Extracted records:
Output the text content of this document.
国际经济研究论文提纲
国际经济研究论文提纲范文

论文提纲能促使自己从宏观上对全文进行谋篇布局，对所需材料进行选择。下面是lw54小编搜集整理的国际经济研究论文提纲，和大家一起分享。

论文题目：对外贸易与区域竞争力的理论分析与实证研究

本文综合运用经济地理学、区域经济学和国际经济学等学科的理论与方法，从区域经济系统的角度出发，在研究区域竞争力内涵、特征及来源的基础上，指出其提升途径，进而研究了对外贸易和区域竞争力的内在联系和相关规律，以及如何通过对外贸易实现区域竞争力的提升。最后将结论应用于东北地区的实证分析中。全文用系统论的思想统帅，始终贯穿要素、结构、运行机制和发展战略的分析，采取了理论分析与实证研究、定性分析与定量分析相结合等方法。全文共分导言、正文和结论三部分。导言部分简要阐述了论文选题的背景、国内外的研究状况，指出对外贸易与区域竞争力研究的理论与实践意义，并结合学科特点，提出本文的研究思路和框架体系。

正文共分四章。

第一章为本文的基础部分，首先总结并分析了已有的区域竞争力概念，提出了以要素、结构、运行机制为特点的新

= INSTRUCTIONS TO FOLLOW =
Reproduce the full listing exactly.

= RESULT OF THIS TASK =
Output the text content of this document.
国际经济研究论文提纲
国际经济研究论文提纲范文

论文提纲能促使自己从宏观上对全文进行谋篇布局，对所需材料进行选择。下面是lw54小编搜集整理的国际经济研究论文提纲，和大家一起分享。

论文题目：对外贸易与区域竞争力的理论分析与实证研究

本文综合运用经济地理学、区域经济学和国际经济学等学科的理论与方法，从区域经济系统的角度出发，在研究区域竞争力内涵、特征及来源的基础上，指出其提升途径，进而研究了对外贸易和区域竞争力的内在联系和相关规律，以及如何通过对外贸易实现区域竞争力的提升。最后将结论应用于东北地区的实证分析中。全文用系统论的思想统帅，始终贯穿要素、结构、运行机制和发展战略的分析，采取了理论分析与实证研究、定性分析与定量分析相结合等方法。全文共分导言、正文和结论三部分。导言部分简要阐述了论文选题的背景、国内外的研究状况，指出对外贸易与区域竞争力研究的理论与实践意义，并结合学科特点，提出本文的研究思路和框架体系。

正文共分四章。

第一章为本文的基础部分，首先总结并分析了已有的区域竞争力概念，提出了以要素、结构、运行机制为特点的新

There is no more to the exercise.